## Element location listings
━━━━━━━━━━━━━━━━━━━━━━━━━━━━━━

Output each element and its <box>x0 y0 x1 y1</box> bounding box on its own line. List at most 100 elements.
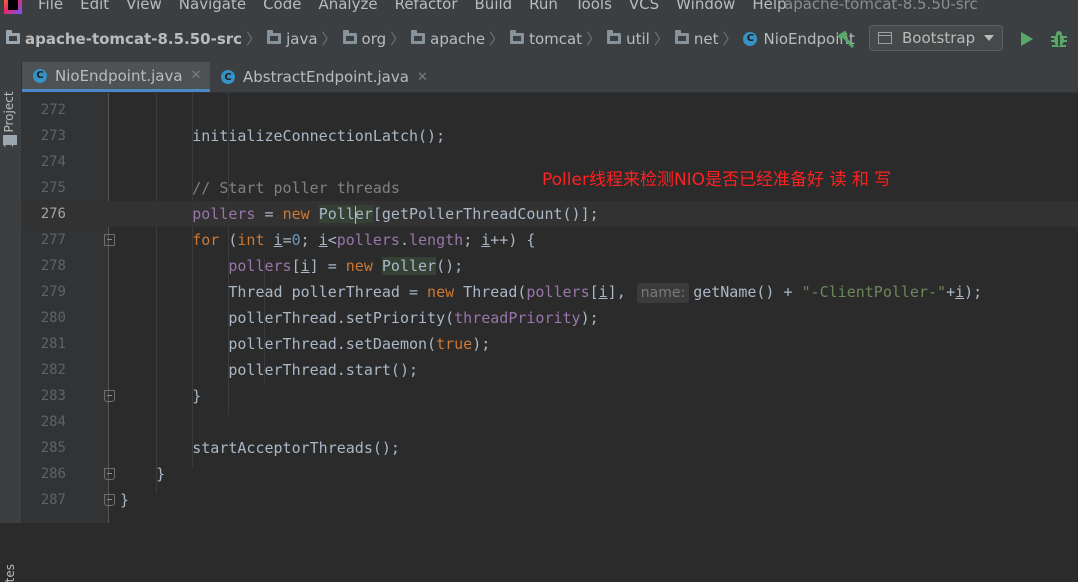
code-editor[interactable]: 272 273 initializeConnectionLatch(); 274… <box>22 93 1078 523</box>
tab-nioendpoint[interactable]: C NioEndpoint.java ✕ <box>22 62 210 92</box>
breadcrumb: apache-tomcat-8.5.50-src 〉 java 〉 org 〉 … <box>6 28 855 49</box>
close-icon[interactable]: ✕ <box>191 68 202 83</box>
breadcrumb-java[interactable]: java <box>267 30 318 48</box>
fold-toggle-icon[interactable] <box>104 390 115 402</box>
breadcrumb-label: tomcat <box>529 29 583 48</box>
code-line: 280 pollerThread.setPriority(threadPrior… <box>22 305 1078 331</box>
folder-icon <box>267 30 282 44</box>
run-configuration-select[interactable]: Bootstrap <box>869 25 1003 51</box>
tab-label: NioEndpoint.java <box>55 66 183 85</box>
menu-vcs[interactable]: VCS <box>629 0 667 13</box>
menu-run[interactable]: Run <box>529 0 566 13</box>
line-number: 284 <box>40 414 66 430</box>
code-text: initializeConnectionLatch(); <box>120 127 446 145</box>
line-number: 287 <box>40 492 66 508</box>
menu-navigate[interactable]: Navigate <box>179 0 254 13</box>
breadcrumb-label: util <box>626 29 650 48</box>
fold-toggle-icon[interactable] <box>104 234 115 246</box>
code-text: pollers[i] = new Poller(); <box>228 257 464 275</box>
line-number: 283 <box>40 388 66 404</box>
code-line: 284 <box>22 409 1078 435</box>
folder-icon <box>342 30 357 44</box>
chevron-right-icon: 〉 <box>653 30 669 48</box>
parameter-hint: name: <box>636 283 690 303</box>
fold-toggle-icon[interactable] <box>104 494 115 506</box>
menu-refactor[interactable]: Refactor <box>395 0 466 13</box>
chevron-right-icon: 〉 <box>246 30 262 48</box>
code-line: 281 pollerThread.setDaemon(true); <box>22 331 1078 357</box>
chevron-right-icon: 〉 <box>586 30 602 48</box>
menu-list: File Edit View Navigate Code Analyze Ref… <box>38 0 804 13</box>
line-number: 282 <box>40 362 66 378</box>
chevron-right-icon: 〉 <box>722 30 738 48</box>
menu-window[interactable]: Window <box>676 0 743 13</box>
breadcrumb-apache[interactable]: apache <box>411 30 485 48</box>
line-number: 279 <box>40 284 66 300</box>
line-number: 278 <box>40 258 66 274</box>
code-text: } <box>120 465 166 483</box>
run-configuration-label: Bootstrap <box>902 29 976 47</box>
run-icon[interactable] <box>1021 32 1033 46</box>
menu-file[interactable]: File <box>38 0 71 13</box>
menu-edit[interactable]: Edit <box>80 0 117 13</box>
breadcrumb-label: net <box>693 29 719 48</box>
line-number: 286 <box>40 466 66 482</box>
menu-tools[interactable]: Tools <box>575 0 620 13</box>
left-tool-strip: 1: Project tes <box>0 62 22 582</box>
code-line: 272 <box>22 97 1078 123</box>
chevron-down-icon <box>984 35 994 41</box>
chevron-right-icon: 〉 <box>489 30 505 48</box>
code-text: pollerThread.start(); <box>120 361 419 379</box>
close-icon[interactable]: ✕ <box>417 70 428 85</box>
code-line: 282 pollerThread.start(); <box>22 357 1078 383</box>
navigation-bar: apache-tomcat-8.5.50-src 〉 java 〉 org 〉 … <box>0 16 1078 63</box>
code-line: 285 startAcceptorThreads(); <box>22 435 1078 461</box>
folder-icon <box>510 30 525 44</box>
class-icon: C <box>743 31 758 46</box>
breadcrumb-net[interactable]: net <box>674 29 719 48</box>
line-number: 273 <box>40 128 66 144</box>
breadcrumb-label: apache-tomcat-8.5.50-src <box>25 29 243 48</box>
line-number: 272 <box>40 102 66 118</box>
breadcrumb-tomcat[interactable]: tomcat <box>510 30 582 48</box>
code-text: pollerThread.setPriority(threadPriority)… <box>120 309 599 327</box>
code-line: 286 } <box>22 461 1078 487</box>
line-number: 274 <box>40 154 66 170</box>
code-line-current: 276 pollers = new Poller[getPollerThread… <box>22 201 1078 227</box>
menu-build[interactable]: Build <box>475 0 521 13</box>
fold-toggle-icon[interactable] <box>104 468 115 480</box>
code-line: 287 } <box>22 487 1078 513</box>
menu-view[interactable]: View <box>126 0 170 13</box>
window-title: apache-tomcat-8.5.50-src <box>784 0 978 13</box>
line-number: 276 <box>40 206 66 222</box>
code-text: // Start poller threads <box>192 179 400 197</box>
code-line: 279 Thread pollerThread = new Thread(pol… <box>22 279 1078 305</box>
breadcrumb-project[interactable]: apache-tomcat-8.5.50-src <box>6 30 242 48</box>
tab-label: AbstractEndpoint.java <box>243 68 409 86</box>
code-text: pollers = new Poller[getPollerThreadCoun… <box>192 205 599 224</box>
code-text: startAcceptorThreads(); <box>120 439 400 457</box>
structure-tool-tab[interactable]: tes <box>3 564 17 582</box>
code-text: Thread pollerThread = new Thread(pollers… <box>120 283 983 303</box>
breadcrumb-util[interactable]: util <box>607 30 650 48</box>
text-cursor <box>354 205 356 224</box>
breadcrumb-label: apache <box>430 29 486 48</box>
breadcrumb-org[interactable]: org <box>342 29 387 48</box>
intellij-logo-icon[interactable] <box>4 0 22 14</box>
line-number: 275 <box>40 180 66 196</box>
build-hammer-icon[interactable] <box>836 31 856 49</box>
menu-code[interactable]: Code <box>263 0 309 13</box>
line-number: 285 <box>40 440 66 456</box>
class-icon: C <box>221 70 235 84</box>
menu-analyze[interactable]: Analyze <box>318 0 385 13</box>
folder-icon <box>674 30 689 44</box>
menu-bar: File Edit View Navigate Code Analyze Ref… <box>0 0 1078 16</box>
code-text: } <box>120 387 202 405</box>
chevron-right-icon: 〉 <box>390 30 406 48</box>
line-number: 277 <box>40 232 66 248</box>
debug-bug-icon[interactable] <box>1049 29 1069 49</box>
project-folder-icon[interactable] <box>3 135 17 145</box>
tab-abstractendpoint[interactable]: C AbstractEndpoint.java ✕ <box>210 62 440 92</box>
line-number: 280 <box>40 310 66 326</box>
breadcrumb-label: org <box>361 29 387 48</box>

━━━━━━━━━━━━━━━━━━━━━━━━━━━━━━

## WHAT NEEDS TO BE DONE
Return every line of the listing above verbatim, leaving out the picture.

## WORKED ANSWER
Output each element and its <box>x0 y0 x1 y1</box> bounding box on its own line. List at most 100 elements.
code-editor[interactable]: 272 273 initializeConnectionLatch(); 274… <box>22 93 1078 523</box>
tab-nioendpoint[interactable]: C NioEndpoint.java ✕ <box>22 62 210 92</box>
breadcrumb: apache-tomcat-8.5.50-src 〉 java 〉 org 〉 … <box>6 28 855 49</box>
close-icon[interactable]: ✕ <box>191 68 202 83</box>
breadcrumb-java[interactable]: java <box>267 30 318 48</box>
fold-toggle-icon[interactable] <box>104 390 115 402</box>
breadcrumb-label: tomcat <box>529 29 583 48</box>
code-line: 280 pollerThread.setPriority(threadPrior… <box>22 305 1078 331</box>
folder-icon <box>267 30 282 44</box>
run-configuration-select[interactable]: Bootstrap <box>869 25 1003 51</box>
tab-label: NioEndpoint.java <box>55 66 183 85</box>
menu-vcs[interactable]: VCS <box>629 0 667 13</box>
menu-run[interactable]: Run <box>529 0 566 13</box>
line-number: 284 <box>40 414 66 430</box>
code-text: initializeConnectionLatch(); <box>120 127 446 145</box>
line-number: 287 <box>40 492 66 508</box>
menu-navigate[interactable]: Navigate <box>179 0 254 13</box>
breadcrumb-label: util <box>626 29 650 48</box>
fold-toggle-icon[interactable] <box>104 234 115 246</box>
code-text: pollers[i] = new Poller(); <box>228 257 464 275</box>
line-number: 283 <box>40 388 66 404</box>
code-line: 284 <box>22 409 1078 435</box>
folder-icon <box>342 30 357 44</box>
chevron-right-icon: 〉 <box>653 30 669 48</box>
parameter-hint: name: <box>636 283 690 303</box>
fold-toggle-icon[interactable] <box>104 494 115 506</box>
menu-refactor[interactable]: Refactor <box>395 0 466 13</box>
chevron-right-icon: 〉 <box>246 30 262 48</box>
code-line: 281 pollerThread.setDaemon(true); <box>22 331 1078 357</box>
chevron-right-icon: 〉 <box>586 30 602 48</box>
menu-list: File Edit View Navigate Code Analyze Ref… <box>38 0 804 13</box>
line-number: 282 <box>40 362 66 378</box>
chevron-right-icon: 〉 <box>722 30 738 48</box>
menu-window[interactable]: Window <box>676 0 743 13</box>
breadcrumb-apache[interactable]: apache <box>411 30 485 48</box>
line-number: 279 <box>40 284 66 300</box>
line-number: 278 <box>40 258 66 274</box>
code-text: } <box>120 465 166 483</box>
run-configuration-label: Bootstrap <box>902 29 976 47</box>
run-icon[interactable] <box>1021 32 1033 46</box>
menu-file[interactable]: File <box>38 0 71 13</box>
menu-edit[interactable]: Edit <box>80 0 117 13</box>
breadcrumb-label: net <box>693 29 719 48</box>
line-number: 286 <box>40 466 66 482</box>
menu-tools[interactable]: Tools <box>575 0 620 13</box>
left-tool-strip: 1: Project tes <box>0 62 22 582</box>
code-line: 272 <box>22 97 1078 123</box>
chevron-down-icon <box>984 35 994 41</box>
chevron-right-icon: 〉 <box>489 30 505 48</box>
code-text: pollerThread.start(); <box>120 361 419 379</box>
close-icon[interactable]: ✕ <box>417 70 428 85</box>
code-line: 282 pollerThread.start(); <box>22 357 1078 383</box>
navigation-bar: apache-tomcat-8.5.50-src 〉 java 〉 org 〉 … <box>0 16 1078 63</box>
code-line: 285 startAcceptorThreads(); <box>22 435 1078 461</box>
folder-icon <box>510 30 525 44</box>
class-icon: C <box>743 31 758 46</box>
breadcrumb-net[interactable]: net <box>674 29 719 48</box>
line-number: 273 <box>40 128 66 144</box>
breadcrumb-label: apache-tomcat-8.5.50-src <box>25 29 243 48</box>
line-number: 272 <box>40 102 66 118</box>
breadcrumb-tomcat[interactable]: tomcat <box>510 30 582 48</box>
code-text: pollerThread.setPriority(threadPriority)… <box>120 309 599 327</box>
code-line: 286 } <box>22 461 1078 487</box>
line-number: 274 <box>40 154 66 170</box>
code-line-current: 276 pollers = new Poller[getPollerThread… <box>22 201 1078 227</box>
menu-build[interactable]: Build <box>475 0 521 13</box>
fold-toggle-icon[interactable] <box>104 468 115 480</box>
code-line: 287 } <box>22 487 1078 513</box>
menu-view[interactable]: View <box>126 0 170 13</box>
window-title: apache-tomcat-8.5.50-src <box>784 0 978 13</box>
line-number: 276 <box>40 206 66 222</box>
code-text: // Start poller threads <box>192 179 400 197</box>
code-line: 279 Thread pollerThread = new Thread(pol… <box>22 279 1078 305</box>
breadcrumb-project[interactable]: apache-tomcat-8.5.50-src <box>6 30 242 48</box>
tab-label: AbstractEndpoint.java <box>243 68 409 86</box>
code-text: pollers = new Poller[getPollerThreadCoun… <box>192 205 599 224</box>
code-text: startAcceptorThreads(); <box>120 439 400 457</box>
structure-tool-tab[interactable]: tes <box>3 564 17 582</box>
code-text: Thread pollerThread = new Thread(pollers… <box>120 283 983 303</box>
breadcrumb-util[interactable]: util <box>607 30 650 48</box>
text-cursor <box>354 205 356 224</box>
breadcrumb-label: apache <box>430 29 486 48</box>
breadcrumb-org[interactable]: org <box>342 29 387 48</box>
intellij-logo-icon[interactable] <box>4 0 22 14</box>
line-number: 275 <box>40 180 66 196</box>
build-hammer-icon[interactable] <box>836 31 856 49</box>
menu-code[interactable]: Code <box>263 0 309 13</box>
line-number: 285 <box>40 440 66 456</box>
class-icon: C <box>221 70 235 84</box>
menu-analyze[interactable]: Analyze <box>318 0 385 13</box>
folder-icon <box>674 30 689 44</box>
menu-bar: File Edit View Navigate Code Analyze Ref… <box>0 0 1078 16</box>
code-text: } <box>120 387 202 405</box>
chevron-right-icon: 〉 <box>390 30 406 48</box>
line-number: 277 <box>40 232 66 248</box>
debug-bug-icon[interactable] <box>1049 29 1069 49</box>
project-folder-icon[interactable] <box>3 135 17 145</box>
tab-abstractendpoint[interactable]: C AbstractEndpoint.java ✕ <box>210 62 440 92</box>
line-number: 280 <box>40 310 66 326</box>
breadcrumb-label: org <box>361 29 387 48</box>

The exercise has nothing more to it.